### Lesetext:
◆ ◆ ◆ ◆ ◆ ◆ ◆

Wege aus der Armut - Mali

Armut kann viele Gründe haben. Zu wenig Wasser. Zu wenig Anbaumöglichkeiten. Zu wenig Bildung. Ungerechte Wirtschaftstrukturen.
Nur wenn wir alles im Blick haben, können wir auf lange Sicht helfen", verweist Caritas-Direktor Martin Koné aus Bamako darauf, dass nicht nur die Wasserversorgung durch den Bau von Brunnen und Staudämmen sichergestellt wird, sondern auch neue Anbauflächen für Gemüse angelegt bzw. die Bäuerinnen und Bauern in neuen Anbaumethoden geschult werden. Darüber hinaus werden auch selbstverwaltete Getreidespeicher unterstützt. Oft sind die  Bäuerinnen und Bauern gezwungen ihre Ernte schnell zu verkaufen, da sie keine Lagermöglichkeiten haben. Gut situierte Großhändler kaufen zu lächerlich niedrigen Preisen und lagern das Getreide in ihren privaten Speichern, um es später - wenn wenig Getreide am Markt ist - teuer zu verkaufen. Die Errichtung selbstverwalteter - nicht auf Profit ausgerichteter - Getreidespeicher durchbricht diesen Armuts-Teufelskreis.

◆ ◆ ◆ ◆ ◆ ◆ ◆

(Aus einer Sammlung entnommene Daten)
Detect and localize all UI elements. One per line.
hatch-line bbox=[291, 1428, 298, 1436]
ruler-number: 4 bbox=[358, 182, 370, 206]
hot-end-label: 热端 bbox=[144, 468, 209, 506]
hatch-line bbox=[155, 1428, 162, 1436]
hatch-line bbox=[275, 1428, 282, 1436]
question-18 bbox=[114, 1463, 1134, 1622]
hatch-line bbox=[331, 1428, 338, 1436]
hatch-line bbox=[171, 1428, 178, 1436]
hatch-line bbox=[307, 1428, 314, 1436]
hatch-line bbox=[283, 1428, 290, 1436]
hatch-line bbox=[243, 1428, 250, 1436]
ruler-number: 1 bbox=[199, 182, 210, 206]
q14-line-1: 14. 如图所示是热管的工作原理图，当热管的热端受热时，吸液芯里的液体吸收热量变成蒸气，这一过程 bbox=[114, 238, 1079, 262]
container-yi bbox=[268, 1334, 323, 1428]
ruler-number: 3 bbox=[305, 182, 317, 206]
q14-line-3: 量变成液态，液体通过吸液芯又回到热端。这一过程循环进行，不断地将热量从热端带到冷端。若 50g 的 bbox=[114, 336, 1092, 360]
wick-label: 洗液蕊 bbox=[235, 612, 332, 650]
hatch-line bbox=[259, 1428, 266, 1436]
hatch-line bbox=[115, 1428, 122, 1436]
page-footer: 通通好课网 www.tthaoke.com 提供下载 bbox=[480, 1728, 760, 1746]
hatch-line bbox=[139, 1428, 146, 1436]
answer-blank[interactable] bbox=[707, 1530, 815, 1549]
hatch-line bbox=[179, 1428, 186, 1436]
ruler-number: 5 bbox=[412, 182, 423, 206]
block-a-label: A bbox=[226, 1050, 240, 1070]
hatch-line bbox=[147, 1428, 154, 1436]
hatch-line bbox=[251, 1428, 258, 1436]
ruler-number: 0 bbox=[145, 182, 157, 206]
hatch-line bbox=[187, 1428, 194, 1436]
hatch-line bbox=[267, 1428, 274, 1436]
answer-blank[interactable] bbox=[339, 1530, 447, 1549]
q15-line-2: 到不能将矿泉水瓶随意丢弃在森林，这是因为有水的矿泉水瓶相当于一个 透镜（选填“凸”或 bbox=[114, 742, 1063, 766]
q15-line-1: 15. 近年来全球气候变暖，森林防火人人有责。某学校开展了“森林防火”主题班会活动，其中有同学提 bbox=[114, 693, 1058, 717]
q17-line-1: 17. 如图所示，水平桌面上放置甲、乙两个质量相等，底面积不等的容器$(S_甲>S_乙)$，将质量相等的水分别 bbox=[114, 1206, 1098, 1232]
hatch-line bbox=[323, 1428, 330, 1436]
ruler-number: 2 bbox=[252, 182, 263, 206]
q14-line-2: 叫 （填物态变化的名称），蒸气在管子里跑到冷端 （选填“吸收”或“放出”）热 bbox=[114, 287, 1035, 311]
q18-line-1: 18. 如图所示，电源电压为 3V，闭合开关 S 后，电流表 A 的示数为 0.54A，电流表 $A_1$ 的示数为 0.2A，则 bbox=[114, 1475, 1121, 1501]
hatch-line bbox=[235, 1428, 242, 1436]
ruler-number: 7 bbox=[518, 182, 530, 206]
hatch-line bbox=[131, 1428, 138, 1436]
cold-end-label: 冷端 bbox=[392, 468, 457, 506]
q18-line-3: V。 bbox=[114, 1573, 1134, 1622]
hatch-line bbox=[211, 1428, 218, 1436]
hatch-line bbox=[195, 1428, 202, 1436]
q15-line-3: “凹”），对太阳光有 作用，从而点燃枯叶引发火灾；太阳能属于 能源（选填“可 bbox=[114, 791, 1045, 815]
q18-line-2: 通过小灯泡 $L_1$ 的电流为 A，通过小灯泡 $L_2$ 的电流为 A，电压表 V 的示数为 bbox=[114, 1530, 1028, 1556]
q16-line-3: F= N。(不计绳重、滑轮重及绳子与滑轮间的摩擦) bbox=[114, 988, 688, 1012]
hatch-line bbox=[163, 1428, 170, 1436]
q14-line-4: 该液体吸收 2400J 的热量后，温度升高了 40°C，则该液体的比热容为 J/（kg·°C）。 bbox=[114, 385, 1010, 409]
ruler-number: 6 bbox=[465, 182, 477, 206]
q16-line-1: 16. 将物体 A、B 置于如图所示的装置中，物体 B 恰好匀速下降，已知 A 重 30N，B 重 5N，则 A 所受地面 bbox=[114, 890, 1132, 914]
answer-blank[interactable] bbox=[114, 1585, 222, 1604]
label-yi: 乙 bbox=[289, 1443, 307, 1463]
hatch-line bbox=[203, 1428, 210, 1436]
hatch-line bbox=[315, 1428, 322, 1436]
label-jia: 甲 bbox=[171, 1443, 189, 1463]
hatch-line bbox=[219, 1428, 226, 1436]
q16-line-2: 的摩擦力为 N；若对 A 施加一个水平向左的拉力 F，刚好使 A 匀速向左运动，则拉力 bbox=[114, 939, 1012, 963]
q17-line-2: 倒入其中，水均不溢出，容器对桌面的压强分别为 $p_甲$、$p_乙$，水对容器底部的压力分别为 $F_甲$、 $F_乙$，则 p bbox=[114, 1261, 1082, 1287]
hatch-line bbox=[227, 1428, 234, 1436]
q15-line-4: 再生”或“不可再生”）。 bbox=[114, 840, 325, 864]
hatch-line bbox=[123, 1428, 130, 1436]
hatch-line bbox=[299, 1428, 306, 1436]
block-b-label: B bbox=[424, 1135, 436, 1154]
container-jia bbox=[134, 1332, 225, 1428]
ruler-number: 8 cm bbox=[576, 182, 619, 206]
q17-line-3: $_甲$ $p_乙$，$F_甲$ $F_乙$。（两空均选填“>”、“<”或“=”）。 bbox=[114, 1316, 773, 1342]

◆ ◆ ◆ ◆ ◆ ◆ ◆

### Arbeitsauftrag 1:
Überarbeite den Lesetext über Armut in Mali: Gib ihn beginnend mit „Nur wenn wir“ und weiter bis einschließlich „durchbricht diesen Armuts-Teufelskreis.“ wieder und setze dabei „Zwischenhändler“ an die Stelle von „Großhändler“.
### Arbeitsauftrag 2:
Nimm den Lesetext über Armut in Mali an seinem Ende wieder auf und schreibe ihn weiter.
Die Auflistung stammt aus einer anderen Quelle als der Lesetext.

### Lösung 1:
Nur wenn wir alles im Blick haben, können wir auf lange Sicht helfen", verweist Caritas-Direktor Martin Koné aus Bamako darauf, dass nicht nur die Wasserversorgung durch den Bau von Brunnen und Staudämmen sichergestellt wird, sondern auch neue Anbauflächen für Gemüse angelegt bzw. die Bäuerinnen und Bauern in neuen Anbaumethoden geschult werden. Darüber hinaus werden auch selbstverwaltete Getreidespeicher unterstützt. Oft sind die  Bäuerinnen und Bauern gezwungen ihre Ernte schnell zu verkaufen, da sie keine Lagermöglichkeiten haben. Gut situierte Zwischenhändler kaufen zu lächerlich niedrigen Preisen und lagern das Getreide in ihren privaten Speichern, um es später - wenn wenig Getreide am Markt ist - teuer zu verkaufen. Die Errichtung selbstverwalteter - nicht auf Profit ausgerichteter - Getreidespeicher durchbricht diesen Armuts-Teufelskreis.

### Lösung 2:
 

Auf eigene Füße gestellt haben sich die Menschen in der Region Bamako, wenn es um die nachhaltige Nutzung von Holz, Wasser und anderen natürlichen Ressourcen geht. Die Bevölkerung erarbeitet gemeinsam Regeln zur effizienten Nutzung der natürlichen Ressourcen. Eigens dafür gebildete „Umweltbrigaden“ überwachen, ob die Regeln auch eingehalten werden. Um diese Aufgabe erledigen zu können, werden sie mit Fahrrädern ausgestattet. 

 

Bei all diesen Initiativen ist es für Martin Koné wichtig, die Eigeninitiative in den Mittelpunkt zu stellen: "Wir führen nur die Überlegungen und Ideen weiter, die bereits in den Köpfen der Menschen sind. Denn nur wenn sie selbst ihre Entwicklung in die Hand nehmen, dann ist diese sinnvoll, menschenwürdig und nachhaltig. Die Menschen in den Dörfern wissen am besten, was sie brauchen."